#### WRITTEN PROBLEM
List each line of the data that holds the string "rowów", please.
::: PROVIDED DATA
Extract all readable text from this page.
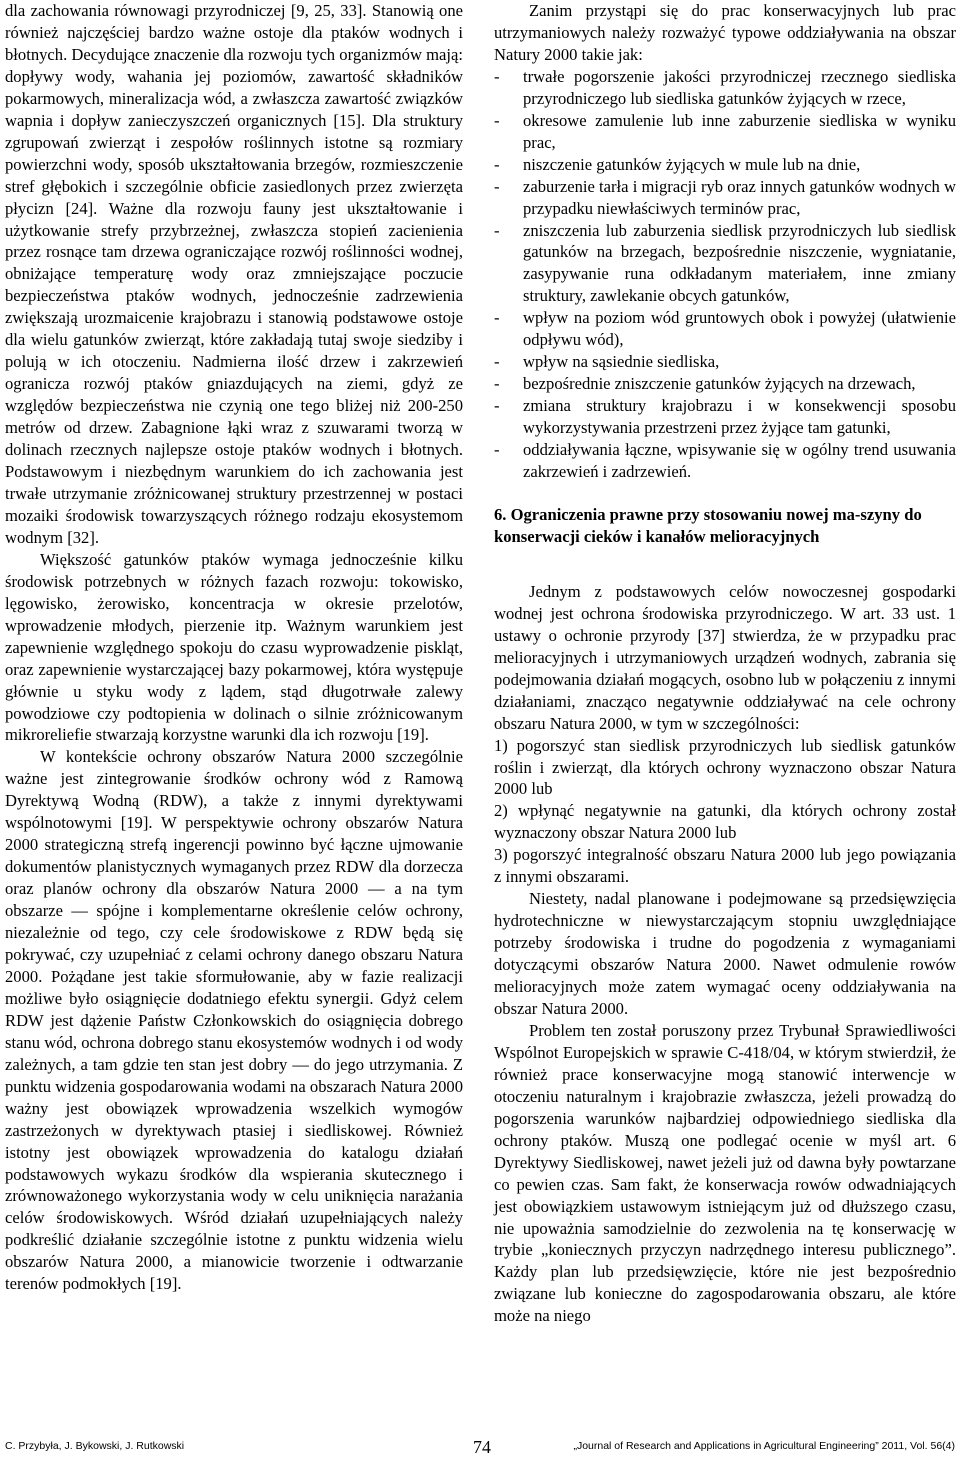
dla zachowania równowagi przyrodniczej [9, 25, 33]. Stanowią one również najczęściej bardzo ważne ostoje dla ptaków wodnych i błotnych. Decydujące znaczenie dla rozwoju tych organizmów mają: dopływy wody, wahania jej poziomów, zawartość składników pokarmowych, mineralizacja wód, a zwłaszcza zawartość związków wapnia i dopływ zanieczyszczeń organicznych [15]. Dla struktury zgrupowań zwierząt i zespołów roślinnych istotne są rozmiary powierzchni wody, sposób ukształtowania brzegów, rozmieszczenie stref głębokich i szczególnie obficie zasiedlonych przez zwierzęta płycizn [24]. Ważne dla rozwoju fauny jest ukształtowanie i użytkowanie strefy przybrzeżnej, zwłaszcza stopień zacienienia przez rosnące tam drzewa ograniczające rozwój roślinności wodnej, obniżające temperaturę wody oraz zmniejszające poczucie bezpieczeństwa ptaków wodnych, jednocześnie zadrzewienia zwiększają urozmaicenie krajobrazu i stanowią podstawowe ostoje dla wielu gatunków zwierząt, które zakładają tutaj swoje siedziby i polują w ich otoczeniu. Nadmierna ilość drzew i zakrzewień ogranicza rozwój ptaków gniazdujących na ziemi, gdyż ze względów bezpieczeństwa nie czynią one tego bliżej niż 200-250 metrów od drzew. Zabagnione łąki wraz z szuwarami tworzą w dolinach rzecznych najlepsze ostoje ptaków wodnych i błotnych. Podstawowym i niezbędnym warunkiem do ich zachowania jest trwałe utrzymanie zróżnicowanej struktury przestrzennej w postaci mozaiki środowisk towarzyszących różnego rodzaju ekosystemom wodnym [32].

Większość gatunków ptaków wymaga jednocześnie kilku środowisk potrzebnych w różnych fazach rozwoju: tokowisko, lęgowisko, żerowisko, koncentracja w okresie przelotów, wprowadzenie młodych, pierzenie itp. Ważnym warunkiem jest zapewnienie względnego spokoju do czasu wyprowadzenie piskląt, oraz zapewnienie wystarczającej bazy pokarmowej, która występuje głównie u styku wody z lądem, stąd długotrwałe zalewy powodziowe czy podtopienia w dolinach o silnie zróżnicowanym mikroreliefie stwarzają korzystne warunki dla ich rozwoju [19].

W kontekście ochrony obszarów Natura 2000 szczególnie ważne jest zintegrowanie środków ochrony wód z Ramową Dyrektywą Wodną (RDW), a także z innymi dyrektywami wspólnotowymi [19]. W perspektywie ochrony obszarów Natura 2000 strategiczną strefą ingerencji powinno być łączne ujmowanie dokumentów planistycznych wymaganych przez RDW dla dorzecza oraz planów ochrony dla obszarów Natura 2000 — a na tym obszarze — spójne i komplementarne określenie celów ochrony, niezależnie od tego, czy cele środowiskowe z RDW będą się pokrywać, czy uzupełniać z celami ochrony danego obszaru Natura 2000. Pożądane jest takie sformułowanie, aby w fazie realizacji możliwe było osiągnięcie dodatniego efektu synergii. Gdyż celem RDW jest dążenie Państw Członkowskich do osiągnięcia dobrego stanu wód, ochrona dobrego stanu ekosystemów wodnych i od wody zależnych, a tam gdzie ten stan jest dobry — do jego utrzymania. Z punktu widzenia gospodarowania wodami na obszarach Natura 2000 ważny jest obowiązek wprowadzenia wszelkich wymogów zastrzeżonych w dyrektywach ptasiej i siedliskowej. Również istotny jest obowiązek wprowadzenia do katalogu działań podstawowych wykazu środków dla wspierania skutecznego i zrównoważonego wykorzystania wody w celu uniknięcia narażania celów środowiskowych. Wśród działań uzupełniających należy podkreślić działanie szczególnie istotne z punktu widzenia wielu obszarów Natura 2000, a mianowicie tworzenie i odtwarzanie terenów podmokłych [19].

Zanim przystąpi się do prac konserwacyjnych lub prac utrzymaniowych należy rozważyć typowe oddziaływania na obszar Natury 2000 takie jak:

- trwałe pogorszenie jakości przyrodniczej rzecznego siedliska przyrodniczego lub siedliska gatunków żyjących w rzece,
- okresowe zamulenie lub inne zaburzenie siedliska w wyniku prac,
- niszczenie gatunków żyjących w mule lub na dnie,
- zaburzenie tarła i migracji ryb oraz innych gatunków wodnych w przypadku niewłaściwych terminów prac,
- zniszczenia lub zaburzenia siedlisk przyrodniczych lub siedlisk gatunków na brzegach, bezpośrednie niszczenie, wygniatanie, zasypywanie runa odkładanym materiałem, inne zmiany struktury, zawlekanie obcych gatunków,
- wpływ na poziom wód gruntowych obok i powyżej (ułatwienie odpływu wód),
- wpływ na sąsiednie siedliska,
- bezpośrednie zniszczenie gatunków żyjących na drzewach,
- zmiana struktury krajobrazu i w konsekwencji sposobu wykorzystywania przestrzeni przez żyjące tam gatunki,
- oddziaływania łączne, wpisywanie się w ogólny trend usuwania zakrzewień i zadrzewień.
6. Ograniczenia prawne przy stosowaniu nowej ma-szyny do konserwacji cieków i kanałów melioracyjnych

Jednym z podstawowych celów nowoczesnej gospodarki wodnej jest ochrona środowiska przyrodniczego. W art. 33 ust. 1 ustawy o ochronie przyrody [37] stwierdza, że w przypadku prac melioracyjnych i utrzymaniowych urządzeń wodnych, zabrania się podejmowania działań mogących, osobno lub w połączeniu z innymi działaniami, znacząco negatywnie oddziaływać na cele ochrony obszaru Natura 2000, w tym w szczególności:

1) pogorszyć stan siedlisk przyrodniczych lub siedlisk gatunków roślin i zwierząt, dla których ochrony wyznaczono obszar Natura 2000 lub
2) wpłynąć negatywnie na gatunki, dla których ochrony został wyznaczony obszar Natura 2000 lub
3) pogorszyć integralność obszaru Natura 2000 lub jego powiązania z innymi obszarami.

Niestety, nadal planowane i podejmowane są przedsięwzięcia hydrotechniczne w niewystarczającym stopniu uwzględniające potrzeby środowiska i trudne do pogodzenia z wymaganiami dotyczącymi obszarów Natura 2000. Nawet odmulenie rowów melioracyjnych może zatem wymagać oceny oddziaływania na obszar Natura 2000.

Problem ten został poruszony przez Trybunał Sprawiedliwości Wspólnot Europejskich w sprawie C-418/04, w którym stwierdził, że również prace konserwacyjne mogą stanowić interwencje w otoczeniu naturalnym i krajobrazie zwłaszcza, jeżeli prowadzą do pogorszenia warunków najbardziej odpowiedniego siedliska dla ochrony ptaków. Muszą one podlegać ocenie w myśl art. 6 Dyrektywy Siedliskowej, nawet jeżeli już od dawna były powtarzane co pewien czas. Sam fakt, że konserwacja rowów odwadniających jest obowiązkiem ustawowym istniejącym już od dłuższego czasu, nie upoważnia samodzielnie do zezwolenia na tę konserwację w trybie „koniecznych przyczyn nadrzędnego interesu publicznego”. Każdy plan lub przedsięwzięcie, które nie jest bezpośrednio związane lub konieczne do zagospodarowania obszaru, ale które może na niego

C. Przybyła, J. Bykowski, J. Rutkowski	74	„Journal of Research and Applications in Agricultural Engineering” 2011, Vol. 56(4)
::::::
::: PROVIDED DATA
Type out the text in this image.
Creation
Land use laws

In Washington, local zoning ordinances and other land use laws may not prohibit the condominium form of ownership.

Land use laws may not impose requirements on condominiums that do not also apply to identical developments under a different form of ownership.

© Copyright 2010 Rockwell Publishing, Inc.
::::::
#### ANSWER TO THE TASK
Niestety, nadal planowane i podejmowane są przedsięwzięcia hydrotechniczne w niewystarczającym stopniu uwzględniające potrzeby środowiska i trudne do pogodzenia z wymaganiami dotyczącymi obszarów Natura 2000. Nawet odmulenie rowów melioracyjnych może zatem wymagać oceny oddziaływania na obszar Natura 2000.
Problem ten został poruszony przez Trybunał Sprawiedliwości Wspólnot Europejskich w sprawie C-418/04, w którym stwierdził, że również prace konserwacyjne mogą stanowić interwencje w otoczeniu naturalnym i krajobrazie zwłaszcza, jeżeli prowadzą do pogorszenia warunków najbardziej odpowiedniego siedliska dla ochrony ptaków. Muszą one podlegać ocenie w myśl art. 6 Dyrektywy Siedliskowej, nawet jeżeli już od dawna były powtarzane co pewien czas. Sam fakt, że konserwacja rowów odwadniających jest obowiązkiem ustawowym istniejącym już od dłuższego czasu, nie upoważnia samodzielnie do zezwolenia na tę konserwację w trybie „koniecznych przyczyn nadrzędnego interesu publicznego”. Każdy plan lub przedsięwzięcie, które nie jest bezpośrednio związane lub konieczne do zagospodarowania obszaru, ale które może na niego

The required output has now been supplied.